- [Written request]:
Pull every line of the entries that has the word "text".

- [Dataset records]:
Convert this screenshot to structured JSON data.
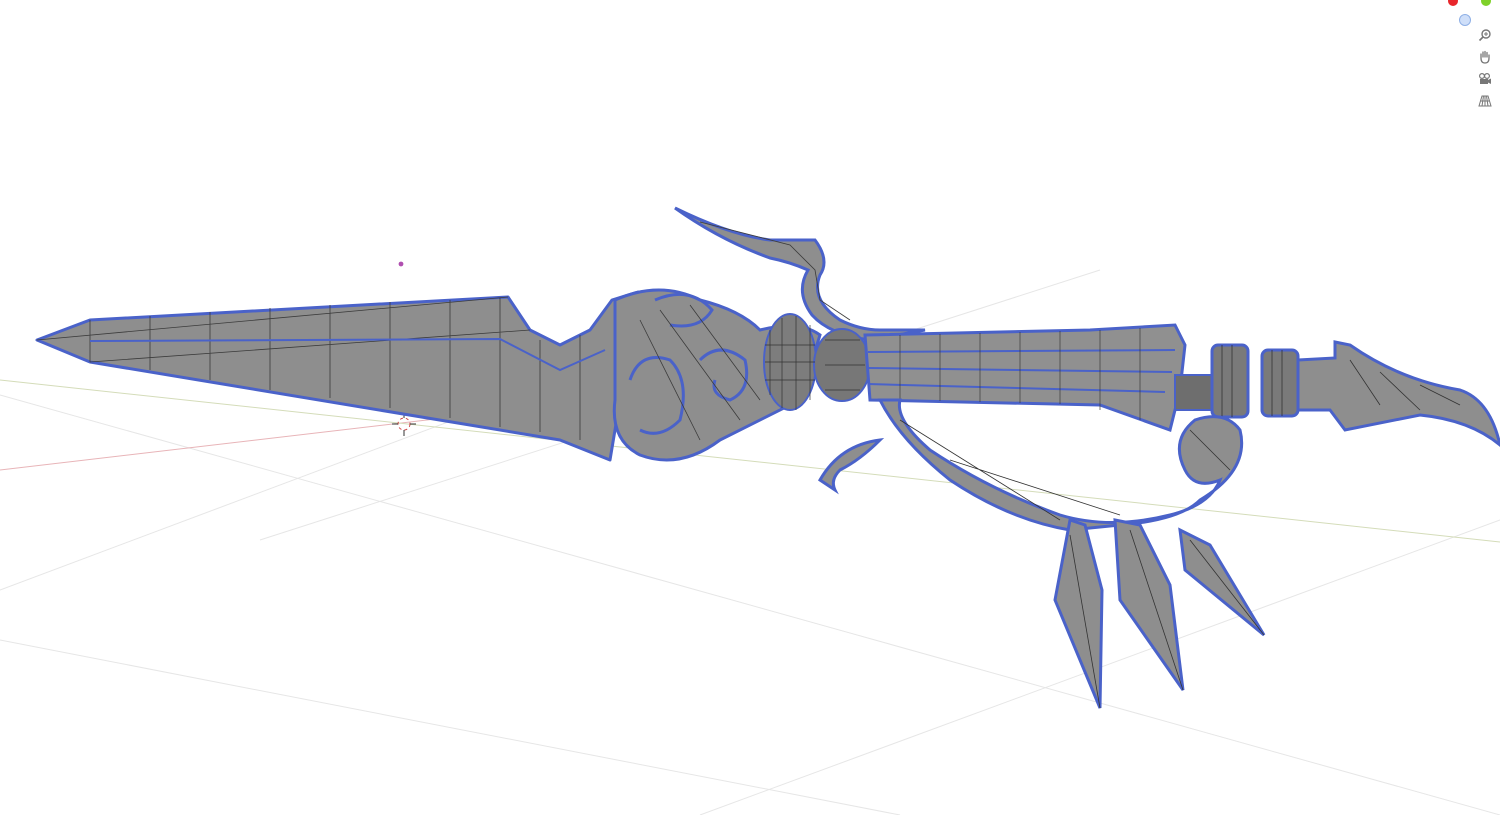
{
  "app": {
    "kind": "3d-viewport"
  },
  "colors": {
    "background": "#ffffff",
    "mesh_fill": "#8e8e8e",
    "mesh_fill_dark": "#6c6c6c",
    "edge_wire": "#2b2b2b",
    "selection_outline": "#4a62c9",
    "x_axis": "#e8b4b8",
    "y_axis": "#cfd8b0",
    "grid": "#e4e4e4",
    "axis_x_dot": "#e8262b",
    "axis_y_dot": "#7fd12a",
    "axis_z_dot": "#a9c7f3",
    "light_dot": "#b04fb0"
  },
  "gizmo": {
    "axes": [
      {
        "name": "x-axis",
        "color": "#e8262b"
      },
      {
        "name": "y-axis",
        "color": "#7fd12a"
      },
      {
        "name": "z-axis",
        "color": "#a9c7f3"
      }
    ],
    "buttons": [
      {
        "name": "zoom-icon"
      },
      {
        "name": "hand-pan-icon"
      },
      {
        "name": "camera-view-icon"
      },
      {
        "name": "perspective-grid-icon"
      }
    ]
  },
  "scene": {
    "object": "dagger-mesh",
    "cursor": "3d-cursor",
    "light": "light-object"
  }
}
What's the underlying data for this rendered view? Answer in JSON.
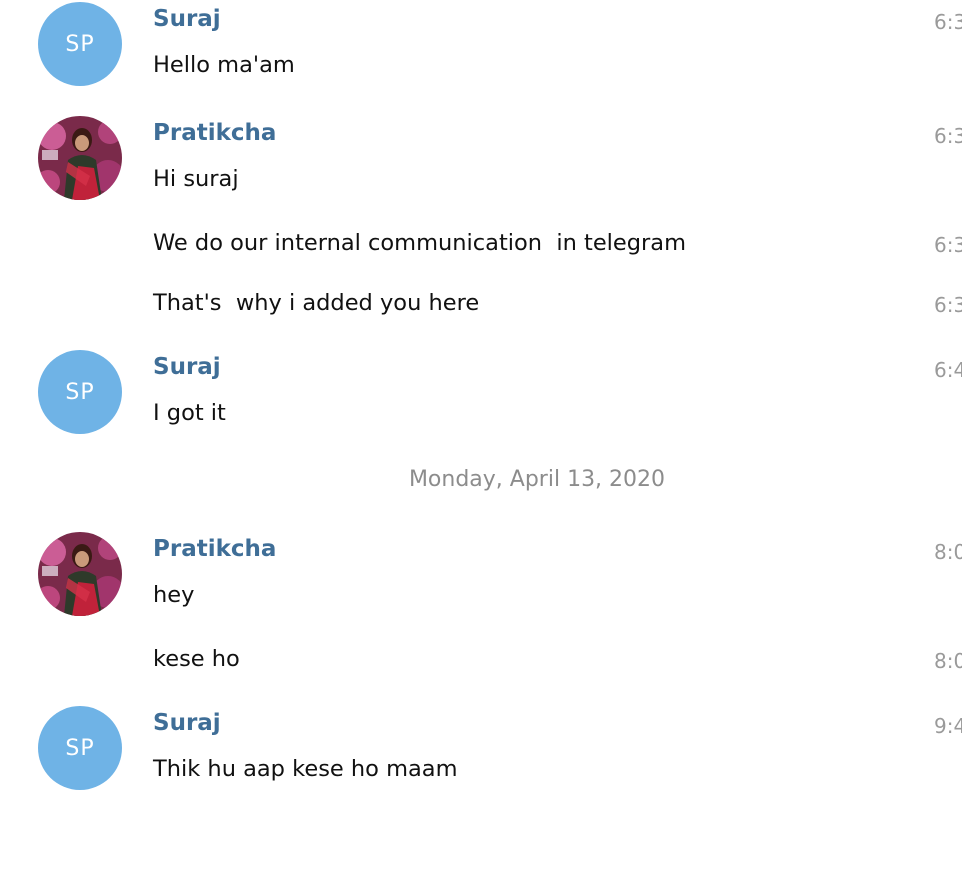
{
  "date_separator": "Monday, April 13, 2020",
  "groups": [
    {
      "sender": "Suraj",
      "avatar_initials": "SP",
      "messages": [
        {
          "text": "Hello ma'am",
          "time": "6:3"
        }
      ]
    },
    {
      "sender": "Pratikcha",
      "messages": [
        {
          "text": "Hi suraj",
          "time": "6:3"
        },
        {
          "text": "We do our internal communication  in telegram",
          "time": "6:3"
        },
        {
          "text": "That's  why i added you here",
          "time": "6:3"
        }
      ]
    },
    {
      "sender": "Suraj",
      "avatar_initials": "SP",
      "messages": [
        {
          "text": "I got it",
          "time": "6:4"
        }
      ]
    },
    {
      "sender": "Pratikcha",
      "messages": [
        {
          "text": "hey",
          "time": "8:0"
        },
        {
          "text": "kese ho",
          "time": "8:0"
        }
      ]
    },
    {
      "sender": "Suraj",
      "avatar_initials": "SP",
      "messages": [
        {
          "text": "Thik hu aap kese ho maam",
          "time": "9:4"
        }
      ]
    }
  ],
  "colors": {
    "sender_name": "#3f6e97",
    "initials_avatar_bg": "#6fb3e6",
    "time": "#9a9a9a",
    "date_separator": "#8c8c8c"
  }
}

- [Task answer]:
          "text": "Hello ma'am",
          "text": "Hi suraj",
          "text": "We do our internal communication  in telegram",
          "text": "That's  why i added you here",
          "text": "I got it",
          "text": "hey",
          "text": "kese ho",
          "text": "Thik hu aap kese ho maam",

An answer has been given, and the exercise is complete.